▸ **Extrait choisi**
>>>

Au ministre de la guerre Berthier qui lui disait que « les croix et les rubans sont les hochets de la monarchie », Napoléon rétorquait que « c’est avec les hochets qu’on mène les hommes ! ». Sous la monarchie présidentielle de la Vème République, on semble toujours s’attacher la loyauté des hommes et femmes par honneurs et distinctions symboliques. A l’instar de son prédécesseur, le chef de l’État Emmanuel Macron poursuit cette tradition.
Dernier exemple qui saute aux yeux et pose un réel problème démocratique : le 26 décembre dernier, un des membres du Conseil constitutionnel, Michel Charasse, a été nommé par le pouvoir exécutif (un arrêté du ministre Nicolas Hulot) au « Conseil d’orientation du Domaine de Chambord ». Quelle tâche fondamentale pour l’Etat retient donc ce juge de la Haute Cour ? Et bien, ce conseil réuni « une fois par an » est « consulté sur la politique culturelle, scientifique, forestière, cynégétique et commerciale de l’établissement et sur toute autre question qui lui est soumise par le président du conseil d’administration » d’après ses statuts légaux.

<<<

Entrées de données enregistrées
>>>

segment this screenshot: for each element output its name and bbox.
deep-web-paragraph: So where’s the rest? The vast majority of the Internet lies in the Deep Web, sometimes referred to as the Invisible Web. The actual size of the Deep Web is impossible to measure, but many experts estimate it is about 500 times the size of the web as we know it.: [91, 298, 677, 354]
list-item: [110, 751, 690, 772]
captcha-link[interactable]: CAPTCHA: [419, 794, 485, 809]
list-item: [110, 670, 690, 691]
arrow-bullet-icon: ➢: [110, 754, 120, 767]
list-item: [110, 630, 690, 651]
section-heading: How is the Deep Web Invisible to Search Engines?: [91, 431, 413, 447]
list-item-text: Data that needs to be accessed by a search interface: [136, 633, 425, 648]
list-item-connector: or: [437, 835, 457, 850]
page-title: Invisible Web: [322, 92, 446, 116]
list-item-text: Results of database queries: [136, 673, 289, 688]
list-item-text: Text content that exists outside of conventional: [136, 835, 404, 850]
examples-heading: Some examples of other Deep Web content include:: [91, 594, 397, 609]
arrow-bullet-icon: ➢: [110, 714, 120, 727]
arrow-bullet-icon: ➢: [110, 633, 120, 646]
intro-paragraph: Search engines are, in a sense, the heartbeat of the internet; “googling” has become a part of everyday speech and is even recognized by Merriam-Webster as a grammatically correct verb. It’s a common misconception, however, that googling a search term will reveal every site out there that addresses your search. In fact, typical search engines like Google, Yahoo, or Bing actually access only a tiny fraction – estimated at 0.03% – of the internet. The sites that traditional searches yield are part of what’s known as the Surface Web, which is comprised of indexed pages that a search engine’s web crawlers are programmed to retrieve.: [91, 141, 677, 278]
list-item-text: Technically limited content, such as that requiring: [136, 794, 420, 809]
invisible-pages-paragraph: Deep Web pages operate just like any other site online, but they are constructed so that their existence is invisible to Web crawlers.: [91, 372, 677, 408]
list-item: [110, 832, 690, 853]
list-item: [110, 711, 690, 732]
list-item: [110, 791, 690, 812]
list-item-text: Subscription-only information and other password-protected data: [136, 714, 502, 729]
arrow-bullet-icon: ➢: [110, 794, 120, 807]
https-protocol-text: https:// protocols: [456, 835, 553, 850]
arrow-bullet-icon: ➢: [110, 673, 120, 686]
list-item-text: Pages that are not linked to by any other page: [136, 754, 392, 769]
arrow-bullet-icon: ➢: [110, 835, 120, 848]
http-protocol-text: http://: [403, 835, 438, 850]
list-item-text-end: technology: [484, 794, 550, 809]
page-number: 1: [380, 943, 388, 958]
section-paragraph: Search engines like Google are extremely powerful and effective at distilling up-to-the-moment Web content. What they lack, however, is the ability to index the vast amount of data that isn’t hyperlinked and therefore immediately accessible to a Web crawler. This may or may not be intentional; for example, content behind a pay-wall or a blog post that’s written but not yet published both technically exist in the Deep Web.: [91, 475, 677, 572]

<<<

▸ **Consigne 1**
D'après le texte sur les distinctions honorifiques, à quelle fréquence se réunit le Conseil d'orientation du Domaine de Chambord ?
▸ **Consigne 2**
Reproduisez à l'identique un passage du texte sur les distinctions honorifiques : commencez aux mots « Au ministre de » et arrêtez-vous après « poursuit cette tradition. ».
▸ **Consigne 3**
Reprenez le texte sur les distinctions honorifiques à la suite de sa dernière phrase.

▸ **Réponse 1**
Une fois par an.

▸ **Réponse 2**
Au ministre de la guerre Berthier qui lui disait que « les croix et les rubans sont les hochets de la monarchie », Napoléon rétorquait que « c’est avec les hochets qu’on mène les hommes ! ». Sous la monarchie présidentielle de la Vème République, on semble toujours s’attacher la loyauté des hommes et femmes par honneurs et distinctions symboliques. A l’instar de son prédécesseur, le chef de l’État Emmanuel Macron poursuit cette tradition.

▸ **Réponse 3**
La ficelle est un peu grosse… alors que le Conseil constitutionnel est censé préserver l’équilibre des institutions de la République (en surveillant la séparation des pouvoirs et l’indépendance de la justice), un de ses membres reçoit et accepte une belle fleur du pouvoir exécutif. Les membres du Conseil constitutionnel, qui sont des juges, n’ont-ils pas l’obligation et le devoir moral d’éviter tout ce qui remet en cause leur impartialité ? On se frotte les yeux pour y croire…
Le Conseil constitutionnel est souvent, et à raison, dénoncé comme une institution proche du pouvoir. Son président est Laurent Fabius, l’ancien ministre de Jean-Marc Ayrault et Manuel Valls. Il comprend tous les anciens présidents de la République qui en sont membre de droit, auxquels s’ajoute Lionel Jospin. Et certains membres semblent plus motivés par les chasses présidentielles que par leur bureau de travail pour faire respecter la Constitution. Chacun ses priorités.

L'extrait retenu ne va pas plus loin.